======== Task inputs ========

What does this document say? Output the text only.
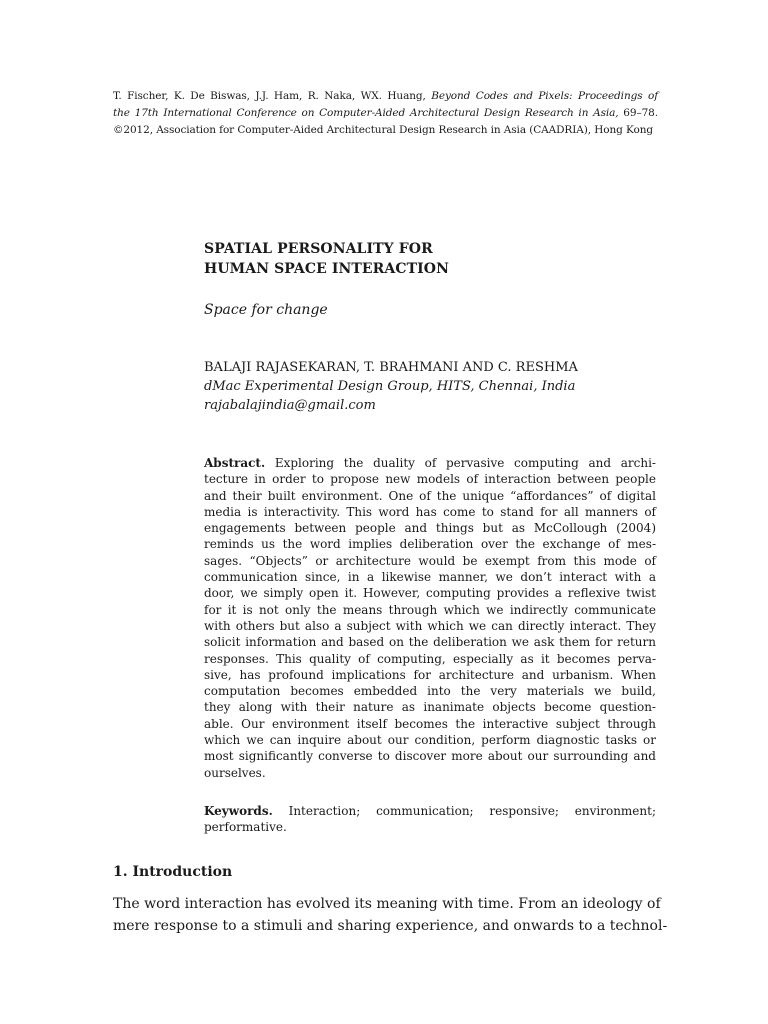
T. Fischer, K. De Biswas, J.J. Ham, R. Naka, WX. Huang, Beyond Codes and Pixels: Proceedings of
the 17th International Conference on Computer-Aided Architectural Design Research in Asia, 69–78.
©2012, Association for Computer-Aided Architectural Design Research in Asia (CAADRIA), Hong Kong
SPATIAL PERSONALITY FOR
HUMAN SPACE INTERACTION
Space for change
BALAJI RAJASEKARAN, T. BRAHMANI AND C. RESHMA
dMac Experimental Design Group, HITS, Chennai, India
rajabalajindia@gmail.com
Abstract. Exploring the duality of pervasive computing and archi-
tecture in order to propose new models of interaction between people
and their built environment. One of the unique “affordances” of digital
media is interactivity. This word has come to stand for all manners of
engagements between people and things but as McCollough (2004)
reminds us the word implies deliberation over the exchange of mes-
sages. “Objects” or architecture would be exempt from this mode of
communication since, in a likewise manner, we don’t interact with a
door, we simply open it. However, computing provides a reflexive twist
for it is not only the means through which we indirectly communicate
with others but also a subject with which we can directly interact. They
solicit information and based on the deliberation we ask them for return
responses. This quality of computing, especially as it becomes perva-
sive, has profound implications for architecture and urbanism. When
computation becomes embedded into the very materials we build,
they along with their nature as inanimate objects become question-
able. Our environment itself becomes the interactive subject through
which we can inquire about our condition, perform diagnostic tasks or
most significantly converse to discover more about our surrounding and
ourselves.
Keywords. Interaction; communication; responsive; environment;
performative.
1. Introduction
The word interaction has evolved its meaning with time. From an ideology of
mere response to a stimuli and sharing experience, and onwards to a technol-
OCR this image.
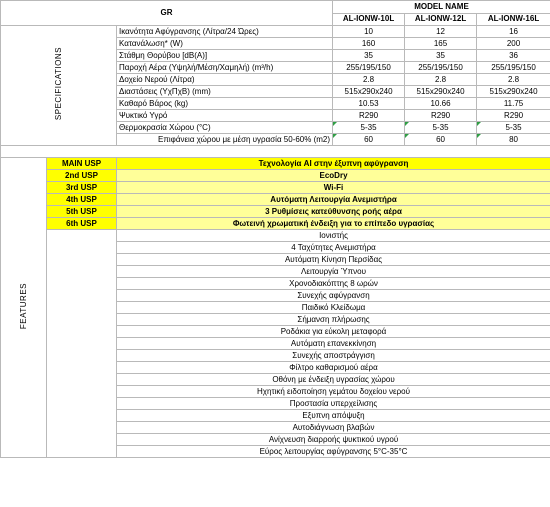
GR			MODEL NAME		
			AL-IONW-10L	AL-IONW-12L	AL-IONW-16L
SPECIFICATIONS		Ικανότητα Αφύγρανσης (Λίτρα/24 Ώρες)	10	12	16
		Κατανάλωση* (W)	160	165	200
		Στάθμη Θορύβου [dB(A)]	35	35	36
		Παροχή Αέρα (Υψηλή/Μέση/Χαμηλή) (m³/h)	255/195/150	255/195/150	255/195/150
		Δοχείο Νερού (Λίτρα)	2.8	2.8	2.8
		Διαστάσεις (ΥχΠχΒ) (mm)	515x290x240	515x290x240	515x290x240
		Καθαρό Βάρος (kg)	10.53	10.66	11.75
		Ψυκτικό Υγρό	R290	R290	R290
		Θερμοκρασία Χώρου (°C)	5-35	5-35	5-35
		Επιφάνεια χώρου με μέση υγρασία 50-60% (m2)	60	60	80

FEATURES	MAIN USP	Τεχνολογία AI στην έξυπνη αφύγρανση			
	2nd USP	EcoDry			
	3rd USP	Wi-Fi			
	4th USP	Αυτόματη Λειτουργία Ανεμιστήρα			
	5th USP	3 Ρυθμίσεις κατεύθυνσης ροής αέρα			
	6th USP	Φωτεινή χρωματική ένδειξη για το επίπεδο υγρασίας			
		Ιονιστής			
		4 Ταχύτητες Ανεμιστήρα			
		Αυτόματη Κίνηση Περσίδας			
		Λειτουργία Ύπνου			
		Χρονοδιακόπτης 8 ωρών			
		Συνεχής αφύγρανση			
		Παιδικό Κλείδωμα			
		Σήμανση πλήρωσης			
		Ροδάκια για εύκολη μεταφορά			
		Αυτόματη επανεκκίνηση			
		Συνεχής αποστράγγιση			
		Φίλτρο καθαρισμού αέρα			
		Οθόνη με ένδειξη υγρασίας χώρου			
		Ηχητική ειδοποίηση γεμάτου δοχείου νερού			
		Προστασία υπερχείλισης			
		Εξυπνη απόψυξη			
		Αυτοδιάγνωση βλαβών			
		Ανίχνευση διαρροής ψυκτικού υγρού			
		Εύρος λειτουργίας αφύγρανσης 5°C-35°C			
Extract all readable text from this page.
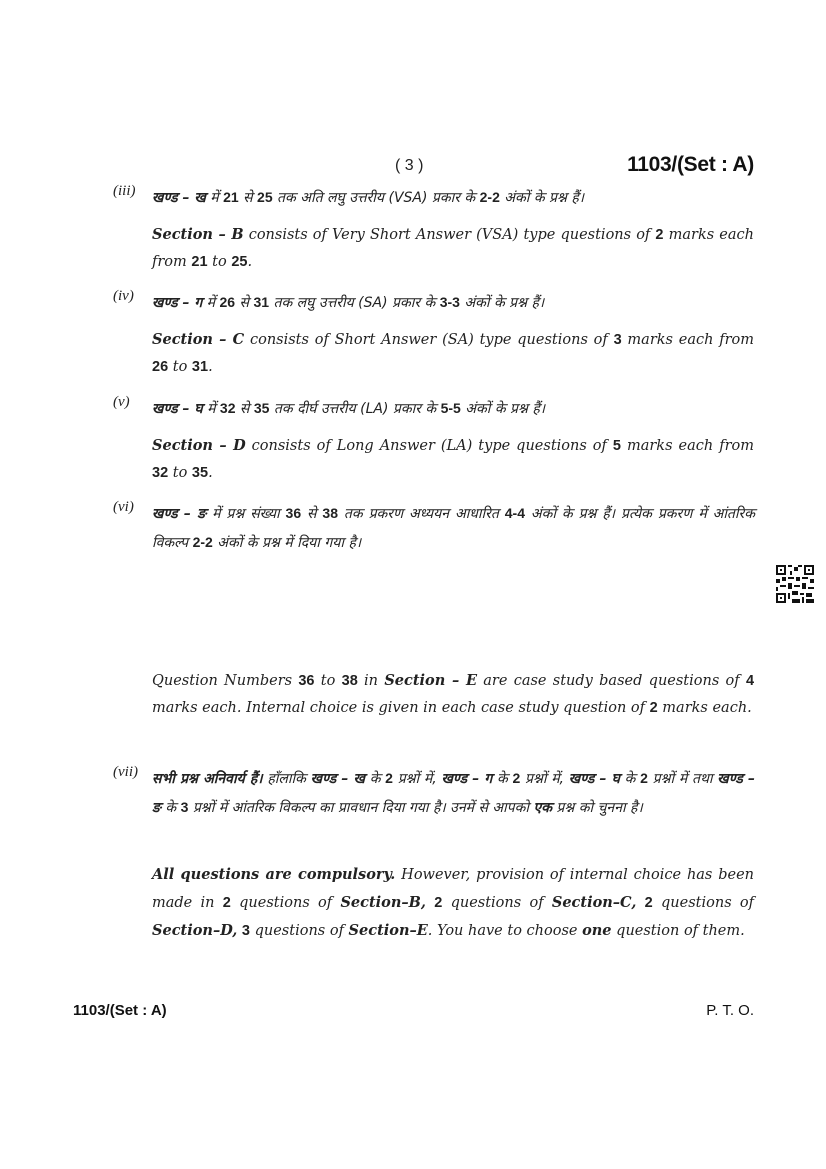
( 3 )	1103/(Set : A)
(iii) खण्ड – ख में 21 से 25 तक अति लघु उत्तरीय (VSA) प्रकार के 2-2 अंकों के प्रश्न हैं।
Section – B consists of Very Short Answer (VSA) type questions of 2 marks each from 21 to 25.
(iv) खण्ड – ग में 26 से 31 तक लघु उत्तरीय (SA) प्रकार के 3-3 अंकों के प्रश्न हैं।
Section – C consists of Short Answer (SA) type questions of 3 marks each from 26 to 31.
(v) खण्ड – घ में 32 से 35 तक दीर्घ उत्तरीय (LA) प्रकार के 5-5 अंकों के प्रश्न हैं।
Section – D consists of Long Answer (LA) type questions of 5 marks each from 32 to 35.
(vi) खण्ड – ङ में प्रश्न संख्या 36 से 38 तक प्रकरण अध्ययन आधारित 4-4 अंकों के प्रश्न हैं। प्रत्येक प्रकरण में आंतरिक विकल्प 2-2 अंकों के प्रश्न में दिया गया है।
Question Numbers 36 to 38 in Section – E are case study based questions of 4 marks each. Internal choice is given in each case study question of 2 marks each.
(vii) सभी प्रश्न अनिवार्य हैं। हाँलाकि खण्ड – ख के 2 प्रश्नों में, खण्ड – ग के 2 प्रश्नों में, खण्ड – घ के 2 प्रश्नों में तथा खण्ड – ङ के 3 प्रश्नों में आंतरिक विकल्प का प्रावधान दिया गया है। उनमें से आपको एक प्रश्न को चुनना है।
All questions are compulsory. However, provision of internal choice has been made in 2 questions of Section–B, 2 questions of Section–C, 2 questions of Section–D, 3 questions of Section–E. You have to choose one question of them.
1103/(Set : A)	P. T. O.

========
======== Task inputs ========

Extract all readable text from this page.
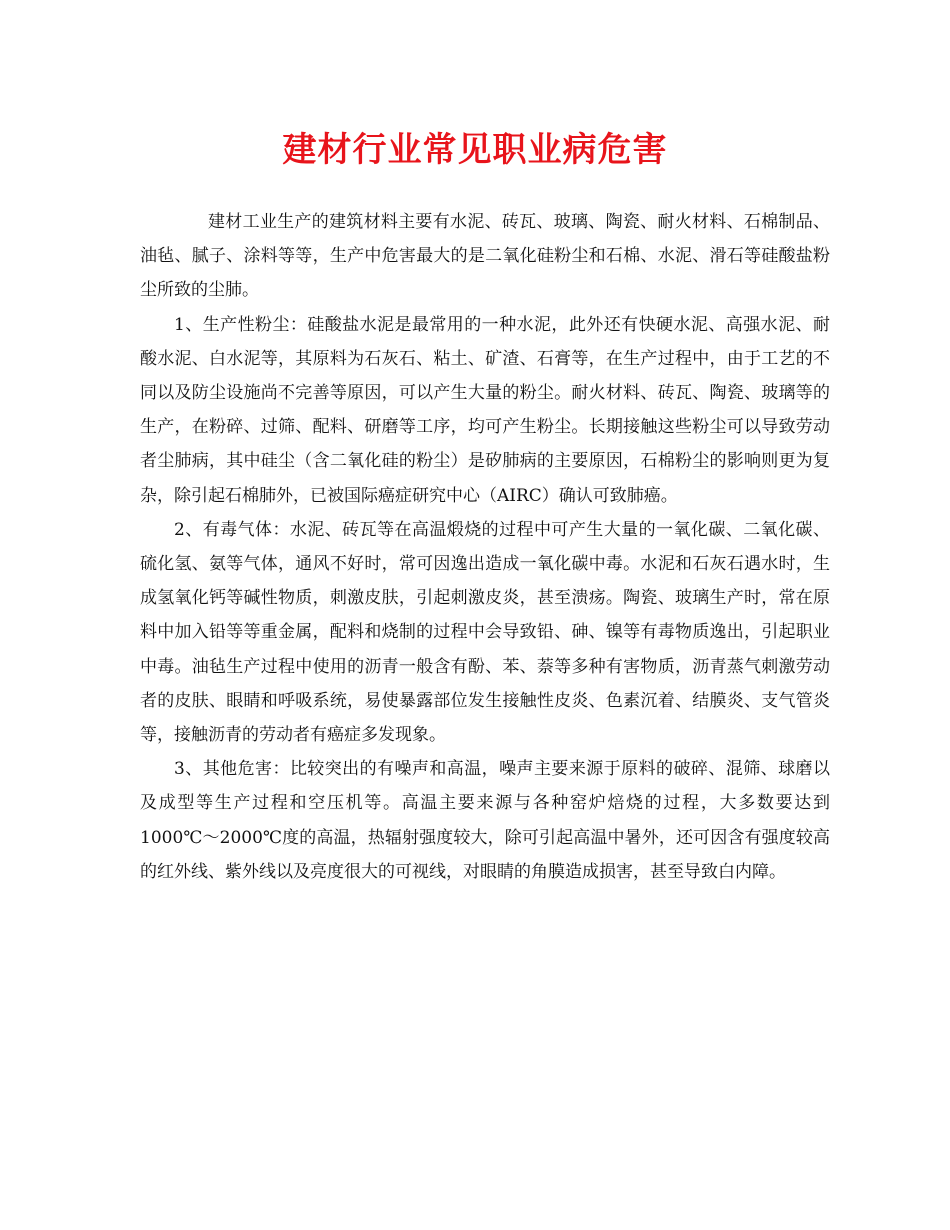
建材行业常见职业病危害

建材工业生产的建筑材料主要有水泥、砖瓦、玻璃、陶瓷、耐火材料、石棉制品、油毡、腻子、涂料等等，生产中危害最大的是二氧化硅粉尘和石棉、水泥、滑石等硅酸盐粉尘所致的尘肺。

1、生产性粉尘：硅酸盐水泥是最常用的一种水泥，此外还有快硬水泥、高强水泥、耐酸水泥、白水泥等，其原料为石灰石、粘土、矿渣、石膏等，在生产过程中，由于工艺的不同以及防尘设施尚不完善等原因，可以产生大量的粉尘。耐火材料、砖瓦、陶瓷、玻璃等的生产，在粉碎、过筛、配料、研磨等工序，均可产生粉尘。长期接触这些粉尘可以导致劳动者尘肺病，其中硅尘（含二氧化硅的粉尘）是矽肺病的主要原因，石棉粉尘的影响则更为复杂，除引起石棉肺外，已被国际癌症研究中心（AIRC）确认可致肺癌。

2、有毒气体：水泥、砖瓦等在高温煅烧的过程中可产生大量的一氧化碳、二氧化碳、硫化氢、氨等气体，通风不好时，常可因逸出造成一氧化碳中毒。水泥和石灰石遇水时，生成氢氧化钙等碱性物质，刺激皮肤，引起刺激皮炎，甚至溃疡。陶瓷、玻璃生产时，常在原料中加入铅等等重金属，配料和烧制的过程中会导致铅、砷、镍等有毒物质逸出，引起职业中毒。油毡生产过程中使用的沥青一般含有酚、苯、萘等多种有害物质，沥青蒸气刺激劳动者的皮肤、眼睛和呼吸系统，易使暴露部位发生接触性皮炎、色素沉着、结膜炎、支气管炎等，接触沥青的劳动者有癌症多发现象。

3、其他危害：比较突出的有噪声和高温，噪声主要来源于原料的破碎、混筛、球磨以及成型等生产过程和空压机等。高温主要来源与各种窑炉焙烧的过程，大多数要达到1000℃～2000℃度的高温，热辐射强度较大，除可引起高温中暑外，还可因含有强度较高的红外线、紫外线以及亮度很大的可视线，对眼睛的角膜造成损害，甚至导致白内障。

========
======== Task inputs ========

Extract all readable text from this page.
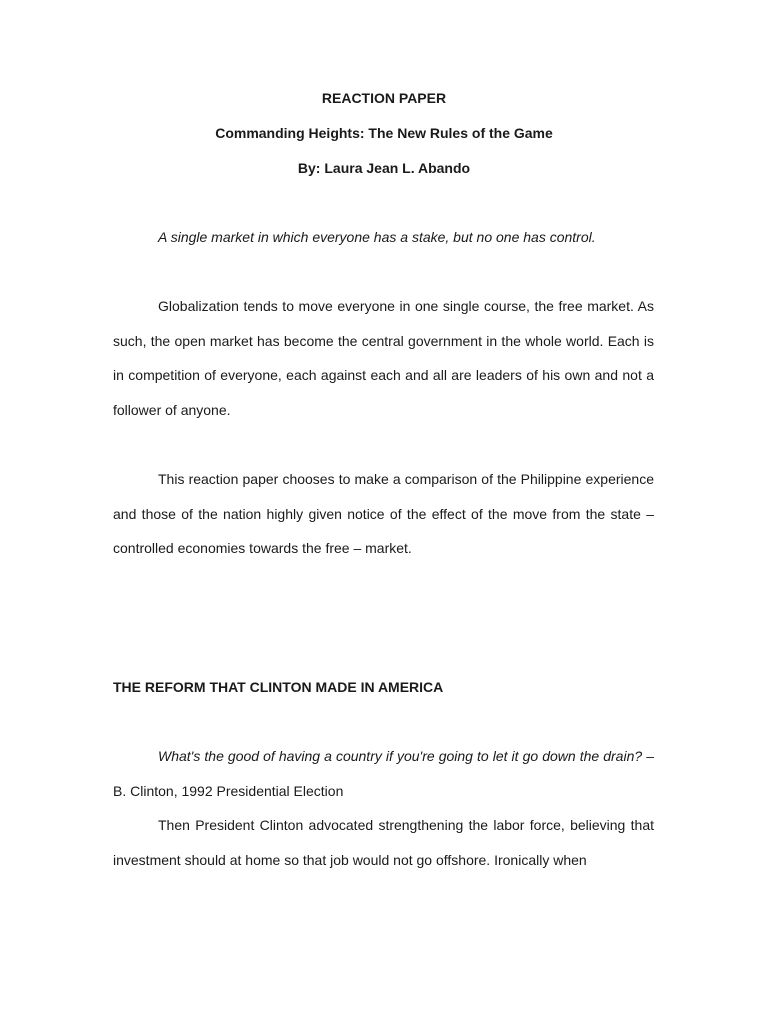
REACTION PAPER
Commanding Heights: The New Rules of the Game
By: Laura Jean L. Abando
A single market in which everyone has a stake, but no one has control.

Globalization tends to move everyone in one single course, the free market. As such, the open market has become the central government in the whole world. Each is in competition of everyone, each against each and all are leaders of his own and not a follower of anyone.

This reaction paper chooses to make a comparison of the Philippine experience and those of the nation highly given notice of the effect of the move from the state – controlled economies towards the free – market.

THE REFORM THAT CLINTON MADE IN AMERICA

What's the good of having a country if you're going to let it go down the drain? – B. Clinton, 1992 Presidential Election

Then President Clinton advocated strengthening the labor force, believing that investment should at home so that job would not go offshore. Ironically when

========

Written task
Spot every line that holds "Short" and copy it.

Final result
Section – B consists of Very Short Answer (VSA) type questions of 2 marks each from 21 to 25.
Section – C consists of Short Answer (SA) type questions of 3 marks each from 26 to 31.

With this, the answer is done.